§ **Directions for this task**:
Repeat the listing exactly as given, omitting every image.

§ **Extracted records**:
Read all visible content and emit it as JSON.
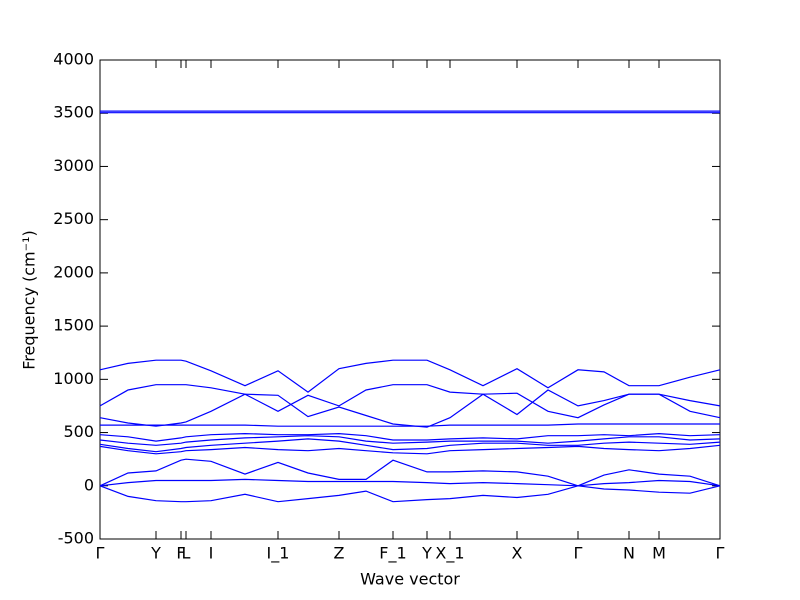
{
  "chart_data": {
    "type": "line",
    "x_label": "Wave vector",
    "y_label": "Frequency (cm⁻¹)",
    "xlim": [
      0,
      6.2
    ],
    "ylim": [
      -500,
      4000
    ],
    "yticks": [
      -500,
      0,
      500,
      1000,
      1500,
      2000,
      2500,
      3000,
      3500,
      4000
    ],
    "xticks": [
      {
        "value": 0,
        "label": "Γ"
      },
      {
        "value": 0.56,
        "label": "Y"
      },
      {
        "value": 0.81,
        "label": "F"
      },
      {
        "value": 0.86,
        "label": "L"
      },
      {
        "value": 1.11,
        "label": "I"
      },
      {
        "value": 1.78,
        "label": "I_1"
      },
      {
        "value": 2.39,
        "label": "Z"
      },
      {
        "value": 2.93,
        "label": "F_1"
      },
      {
        "value": 3.27,
        "label": "Y"
      },
      {
        "value": 3.5,
        "label": "X_1"
      },
      {
        "value": 4.17,
        "label": "X"
      },
      {
        "value": 4.78,
        "label": "Γ"
      },
      {
        "value": 5.29,
        "label": "N"
      },
      {
        "value": 5.59,
        "label": "M"
      },
      {
        "value": 6.2,
        "label": "Γ"
      }
    ],
    "x": [
      0,
      0.28,
      0.56,
      0.81,
      0.86,
      1.11,
      1.45,
      1.78,
      2.08,
      2.39,
      2.66,
      2.93,
      3.27,
      3.5,
      3.83,
      4.17,
      4.48,
      4.78,
      5.04,
      5.29,
      5.59,
      5.9,
      6.2
    ],
    "color": "#0000ff",
    "series": [
      {
        "values": [
          3520,
          3520,
          3520,
          3520,
          3520,
          3520,
          3520,
          3520,
          3520,
          3520,
          3520,
          3520,
          3520,
          3520,
          3520,
          3520,
          3520,
          3520,
          3520,
          3520,
          3520,
          3520,
          3520
        ]
      },
      {
        "values": [
          3505,
          3505,
          3505,
          3505,
          3505,
          3505,
          3505,
          3505,
          3505,
          3505,
          3505,
          3505,
          3505,
          3505,
          3505,
          3505,
          3505,
          3505,
          3505,
          3505,
          3505,
          3505,
          3505
        ]
      },
      {
        "values": [
          1090,
          1150,
          1180,
          1180,
          1170,
          1080,
          940,
          1080,
          880,
          1100,
          1150,
          1180,
          1180,
          1090,
          940,
          1100,
          920,
          1090,
          1070,
          940,
          940,
          1020,
          1090
        ]
      },
      {
        "values": [
          750,
          900,
          950,
          950,
          950,
          920,
          860,
          700,
          850,
          750,
          900,
          950,
          950,
          880,
          860,
          670,
          900,
          750,
          800,
          860,
          860,
          800,
          750
        ]
      },
      {
        "values": [
          640,
          590,
          560,
          590,
          600,
          700,
          860,
          850,
          650,
          740,
          660,
          580,
          550,
          640,
          860,
          870,
          700,
          640,
          760,
          860,
          860,
          700,
          640
        ]
      },
      {
        "values": [
          570,
          570,
          570,
          570,
          570,
          570,
          570,
          560,
          560,
          560,
          560,
          560,
          560,
          570,
          570,
          570,
          570,
          580,
          580,
          580,
          580,
          580,
          580
        ]
      },
      {
        "values": [
          480,
          460,
          420,
          450,
          460,
          480,
          490,
          480,
          480,
          490,
          470,
          430,
          430,
          440,
          450,
          440,
          470,
          470,
          480,
          470,
          490,
          470,
          480
        ]
      },
      {
        "values": [
          430,
          400,
          380,
          400,
          410,
          430,
          450,
          460,
          470,
          460,
          420,
          400,
          410,
          420,
          420,
          420,
          400,
          420,
          440,
          460,
          460,
          430,
          440
        ]
      },
      {
        "values": [
          390,
          350,
          320,
          350,
          360,
          380,
          400,
          420,
          440,
          420,
          380,
          340,
          350,
          380,
          400,
          400,
          380,
          380,
          400,
          410,
          400,
          390,
          410
        ]
      },
      {
        "values": [
          370,
          330,
          300,
          320,
          330,
          340,
          360,
          340,
          330,
          350,
          330,
          310,
          300,
          330,
          340,
          350,
          360,
          370,
          350,
          340,
          330,
          350,
          380
        ]
      },
      {
        "values": [
          0,
          120,
          140,
          240,
          250,
          230,
          110,
          220,
          120,
          60,
          60,
          240,
          130,
          130,
          140,
          130,
          90,
          0,
          100,
          150,
          110,
          90,
          0
        ]
      },
      {
        "values": [
          0,
          30,
          50,
          50,
          50,
          50,
          60,
          50,
          40,
          40,
          40,
          40,
          30,
          20,
          30,
          20,
          10,
          0,
          20,
          30,
          50,
          40,
          0
        ]
      },
      {
        "values": [
          0,
          -100,
          -140,
          -150,
          -150,
          -140,
          -80,
          -150,
          -120,
          -90,
          -50,
          -150,
          -130,
          -120,
          -90,
          -110,
          -80,
          0,
          -30,
          -40,
          -60,
          -70,
          0
        ]
      }
    ]
  }
}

§ **Full solution**:
Read all visible content and emit it as JSON.
{
  "chart_data": {
    "type": "line",
    "x_label": "Wave vector",
    "y_label": "Frequency (cm⁻¹)",
    "xlim": [
      0,
      6.2
    ],
    "ylim": [
      -500,
      4000
    ],
    "yticks": [
      -500,
      0,
      500,
      1000,
      1500,
      2000,
      2500,
      3000,
      3500,
      4000
    ],
    "xticks": [
      {
        "value": 0,
        "label": "Γ"
      },
      {
        "value": 0.56,
        "label": "Y"
      },
      {
        "value": 0.81,
        "label": "F"
      },
      {
        "value": 0.86,
        "label": "L"
      },
      {
        "value": 1.11,
        "label": "I"
      },
      {
        "value": 1.78,
        "label": "I_1"
      },
      {
        "value": 2.39,
        "label": "Z"
      },
      {
        "value": 2.93,
        "label": "F_1"
      },
      {
        "value": 3.27,
        "label": "Y"
      },
      {
        "value": 3.5,
        "label": "X_1"
      },
      {
        "value": 4.17,
        "label": "X"
      },
      {
        "value": 4.78,
        "label": "Γ"
      },
      {
        "value": 5.29,
        "label": "N"
      },
      {
        "value": 5.59,
        "label": "M"
      },
      {
        "value": 6.2,
        "label": "Γ"
      }
    ],
    "x": [
      0,
      0.28,
      0.56,
      0.81,
      0.86,
      1.11,
      1.45,
      1.78,
      2.08,
      2.39,
      2.66,
      2.93,
      3.27,
      3.5,
      3.83,
      4.17,
      4.48,
      4.78,
      5.04,
      5.29,
      5.59,
      5.9,
      6.2
    ],
    "color": "#0000ff",
    "series": [
      {
        "values": [
          3520,
          3520,
          3520,
          3520,
          3520,
          3520,
          3520,
          3520,
          3520,
          3520,
          3520,
          3520,
          3520,
          3520,
          3520,
          3520,
          3520,
          3520,
          3520,
          3520,
          3520,
          3520,
          3520
        ]
      },
      {
        "values": [
          3505,
          3505,
          3505,
          3505,
          3505,
          3505,
          3505,
          3505,
          3505,
          3505,
          3505,
          3505,
          3505,
          3505,
          3505,
          3505,
          3505,
          3505,
          3505,
          3505,
          3505,
          3505,
          3505
        ]
      },
      {
        "values": [
          1090,
          1150,
          1180,
          1180,
          1170,
          1080,
          940,
          1080,
          880,
          1100,
          1150,
          1180,
          1180,
          1090,
          940,
          1100,
          920,
          1090,
          1070,
          940,
          940,
          1020,
          1090
        ]
      },
      {
        "values": [
          750,
          900,
          950,
          950,
          950,
          920,
          860,
          700,
          850,
          750,
          900,
          950,
          950,
          880,
          860,
          670,
          900,
          750,
          800,
          860,
          860,
          800,
          750
        ]
      },
      {
        "values": [
          640,
          590,
          560,
          590,
          600,
          700,
          860,
          850,
          650,
          740,
          660,
          580,
          550,
          640,
          860,
          870,
          700,
          640,
          760,
          860,
          860,
          700,
          640
        ]
      },
      {
        "values": [
          570,
          570,
          570,
          570,
          570,
          570,
          570,
          560,
          560,
          560,
          560,
          560,
          560,
          570,
          570,
          570,
          570,
          580,
          580,
          580,
          580,
          580,
          580
        ]
      },
      {
        "values": [
          480,
          460,
          420,
          450,
          460,
          480,
          490,
          480,
          480,
          490,
          470,
          430,
          430,
          440,
          450,
          440,
          470,
          470,
          480,
          470,
          490,
          470,
          480
        ]
      },
      {
        "values": [
          430,
          400,
          380,
          400,
          410,
          430,
          450,
          460,
          470,
          460,
          420,
          400,
          410,
          420,
          420,
          420,
          400,
          420,
          440,
          460,
          460,
          430,
          440
        ]
      },
      {
        "values": [
          390,
          350,
          320,
          350,
          360,
          380,
          400,
          420,
          440,
          420,
          380,
          340,
          350,
          380,
          400,
          400,
          380,
          380,
          400,
          410,
          400,
          390,
          410
        ]
      },
      {
        "values": [
          370,
          330,
          300,
          320,
          330,
          340,
          360,
          340,
          330,
          350,
          330,
          310,
          300,
          330,
          340,
          350,
          360,
          370,
          350,
          340,
          330,
          350,
          380
        ]
      },
      {
        "values": [
          0,
          120,
          140,
          240,
          250,
          230,
          110,
          220,
          120,
          60,
          60,
          240,
          130,
          130,
          140,
          130,
          90,
          0,
          100,
          150,
          110,
          90,
          0
        ]
      },
      {
        "values": [
          0,
          30,
          50,
          50,
          50,
          50,
          60,
          50,
          40,
          40,
          40,
          40,
          30,
          20,
          30,
          20,
          10,
          0,
          20,
          30,
          50,
          40,
          0
        ]
      },
      {
        "values": [
          0,
          -100,
          -140,
          -150,
          -150,
          -140,
          -80,
          -150,
          -120,
          -90,
          -50,
          -150,
          -130,
          -120,
          -90,
          -110,
          -80,
          0,
          -30,
          -40,
          -60,
          -70,
          0
        ]
      }
    ]
  }
}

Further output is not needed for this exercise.